*Exercice court a:*
Veuillez recopier à l'identique les lignes des enregistrements, du tout début des enregistrements jusqu'à la ligne contenant "accept-button[interactable]: Aceptar xyxy=(687,322,857,372)", ces deux bornes comprises.

*Page:*
::::::

En 1906, alors que la tension est à son comble à l'occasion de la crise marocaine entre la France et l'Allemagne, et que la conférence internationale d'Algésiras n'a pas encore rendu ses conclusions, Paul Combes publie, anonymement, sous l'étiquette "Un Diplomate", un ouvrage qui décrit ce que serait, en 1906, une confrontation armée entre la France et l'Allemagne. Il sollicite une préface du Commandant Driant qui vient de quitter l'armée, quelques mois plus tôt, suite à l'affaire des fiches, et s'engage en politique. Dans cette riche et intéressante préface, Driant offre un tableau inquiétant de l'état moral de la France et de son armée, et pousse un cri d'alarme. On est bien loin de l'enthousiasme des premiers écrits de Danrit qui appelait de tous ses voeux la revanche tant attendue qui rendrait à la France les provinces perdues; même si la foi en l'esprit français et en sa capacité de sursaut demeurent au final intacte.


"Mon Cher Diplomate,

Voilà une étude qui arrive à point et un livre qui répond bien à la question angoissante de l'heure présente:

LA GUERRE POSSIBLE!

Oui, il y a dans l'air un malaise indéfinissable et ce malaise va croître lentement, sourdement.

Les regards de tant de Français qui se portaient vers la légitime conception d'une société refaite avec plus de justice, qui s'égaraient même vers les nuageuses visions d'un pays cachant la déchirure de sa frontière sous un rameau d'olivier, ces regards-là vont se reporter vers le rempart de poitrines qui seul peut sauvegarder l'intégrité de notre sol.

Ces Français-là vous liront, cher Diplomate, et en fermant le livre, ils se diront qu'avant de faire des embellissements à la maison nationale, il faut avant tout l'empêcher de flamber.

Primo vivere!

Ce sera la revanche de l'armée.

En montrant avec une clarté qui n'exclut pas le luxe des détails techniques et des chiffres nécessaires la situation des deux peuples en présence, vous aurez rendu un vrai service à ceux de nos compatriotes à qui on n'impose pas une opinion toute faite et qui demandent seulement pour la forger eux-mêmes, qu'on leur mette sous les yeux toutes les données du problème.

Vous leur avez donc parlé des forces militaires de la France et de l'Allemagne, en les comptant, en les soupesant, d'après les données les plus récentes et les plus sûres, en invoquant les opinions les plus autorisées, comme celle du Général Langlois, notre Grand Maître actuel en matière de tactique.

Vous avez fait entrer en ligne de compte dans cet exposé si méthodique et si complet, non seulement les alliances probables, mais encore cet élément de plus en plus envahissant de la guerre moderne, l'élément financier.

Et vous avez terminé comme je le faisais moi-même il y a vingt ans quand j'écrivais La Guerre de Demain, par ce mot de confiance qui était alors notre cri de ralliement à tous.

::::::

*Exercice court b:*
D'après la page, sous quelle étiquette Paul Combes publie-t-il anonymement son ouvrage en 1906 ?

::::::

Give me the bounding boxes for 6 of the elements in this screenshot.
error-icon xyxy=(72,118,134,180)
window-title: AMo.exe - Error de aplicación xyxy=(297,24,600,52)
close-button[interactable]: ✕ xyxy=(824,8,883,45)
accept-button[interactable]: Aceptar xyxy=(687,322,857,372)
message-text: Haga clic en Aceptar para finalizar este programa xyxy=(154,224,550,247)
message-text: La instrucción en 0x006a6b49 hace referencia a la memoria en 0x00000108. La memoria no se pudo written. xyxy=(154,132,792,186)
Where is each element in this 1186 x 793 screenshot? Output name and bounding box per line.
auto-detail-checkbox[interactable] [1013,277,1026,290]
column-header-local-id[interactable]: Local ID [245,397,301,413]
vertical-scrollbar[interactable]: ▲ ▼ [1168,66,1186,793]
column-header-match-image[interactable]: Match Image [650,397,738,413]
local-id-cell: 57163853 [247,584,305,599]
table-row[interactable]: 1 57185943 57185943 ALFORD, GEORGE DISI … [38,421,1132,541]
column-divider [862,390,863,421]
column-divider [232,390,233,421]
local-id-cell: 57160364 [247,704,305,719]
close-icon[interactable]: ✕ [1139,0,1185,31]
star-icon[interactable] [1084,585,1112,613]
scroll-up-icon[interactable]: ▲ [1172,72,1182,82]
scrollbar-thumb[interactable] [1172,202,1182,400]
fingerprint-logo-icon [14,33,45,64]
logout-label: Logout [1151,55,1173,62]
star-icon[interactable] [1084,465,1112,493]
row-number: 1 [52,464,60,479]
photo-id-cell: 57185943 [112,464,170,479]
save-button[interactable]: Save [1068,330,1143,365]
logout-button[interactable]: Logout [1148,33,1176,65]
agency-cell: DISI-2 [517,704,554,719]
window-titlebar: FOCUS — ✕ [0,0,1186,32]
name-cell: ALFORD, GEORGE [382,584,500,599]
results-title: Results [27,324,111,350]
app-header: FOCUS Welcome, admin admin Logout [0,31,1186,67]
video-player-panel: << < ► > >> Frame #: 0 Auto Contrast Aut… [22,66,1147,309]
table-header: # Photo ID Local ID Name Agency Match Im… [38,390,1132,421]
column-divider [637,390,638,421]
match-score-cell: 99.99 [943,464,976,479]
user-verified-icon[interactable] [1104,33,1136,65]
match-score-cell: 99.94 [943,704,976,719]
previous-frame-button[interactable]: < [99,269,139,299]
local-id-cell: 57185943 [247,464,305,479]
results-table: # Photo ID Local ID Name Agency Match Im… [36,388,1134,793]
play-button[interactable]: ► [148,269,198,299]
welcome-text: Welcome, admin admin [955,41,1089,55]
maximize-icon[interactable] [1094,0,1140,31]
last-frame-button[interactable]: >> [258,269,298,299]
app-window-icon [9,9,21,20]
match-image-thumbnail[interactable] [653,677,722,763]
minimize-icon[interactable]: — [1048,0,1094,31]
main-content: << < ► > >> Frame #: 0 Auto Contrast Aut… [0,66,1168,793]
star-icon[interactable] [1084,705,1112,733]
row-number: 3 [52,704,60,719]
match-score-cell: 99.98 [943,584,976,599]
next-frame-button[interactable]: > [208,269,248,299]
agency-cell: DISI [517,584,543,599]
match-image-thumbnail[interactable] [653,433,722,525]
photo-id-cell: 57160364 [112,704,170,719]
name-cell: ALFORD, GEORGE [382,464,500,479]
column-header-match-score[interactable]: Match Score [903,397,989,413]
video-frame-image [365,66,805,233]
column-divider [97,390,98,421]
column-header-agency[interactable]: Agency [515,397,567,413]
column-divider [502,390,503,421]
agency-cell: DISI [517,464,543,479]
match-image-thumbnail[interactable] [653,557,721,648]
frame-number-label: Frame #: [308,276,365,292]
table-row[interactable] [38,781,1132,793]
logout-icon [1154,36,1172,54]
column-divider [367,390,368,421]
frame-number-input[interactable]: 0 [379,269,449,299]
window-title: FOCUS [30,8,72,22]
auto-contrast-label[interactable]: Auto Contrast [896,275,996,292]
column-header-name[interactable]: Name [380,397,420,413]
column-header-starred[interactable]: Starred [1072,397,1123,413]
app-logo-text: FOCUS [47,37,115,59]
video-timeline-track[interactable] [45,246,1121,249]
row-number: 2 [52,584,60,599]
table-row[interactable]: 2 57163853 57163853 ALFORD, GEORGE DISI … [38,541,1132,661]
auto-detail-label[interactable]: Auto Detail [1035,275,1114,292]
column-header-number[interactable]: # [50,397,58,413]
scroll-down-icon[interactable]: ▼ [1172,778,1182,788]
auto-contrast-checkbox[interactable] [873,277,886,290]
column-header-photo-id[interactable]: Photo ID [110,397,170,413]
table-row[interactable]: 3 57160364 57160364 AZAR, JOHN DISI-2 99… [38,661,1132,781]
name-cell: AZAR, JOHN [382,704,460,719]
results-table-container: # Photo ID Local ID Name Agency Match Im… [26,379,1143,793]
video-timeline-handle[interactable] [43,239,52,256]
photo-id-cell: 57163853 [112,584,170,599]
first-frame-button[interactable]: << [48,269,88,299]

::::::

*Réponse a:*
Give me the bounding boxes for 6 of the elements in this screenshot.
error-icon xyxy=(72,118,134,180)
window-title: AMo.exe - Error de aplicación xyxy=(297,24,600,52)
close-button[interactable]: ✕ xyxy=(824,8,883,45)
accept-button[interactable]: Aceptar xyxy=(687,322,857,372)

*Réponse b:*
Sous l'étiquette « Un Diplomate ».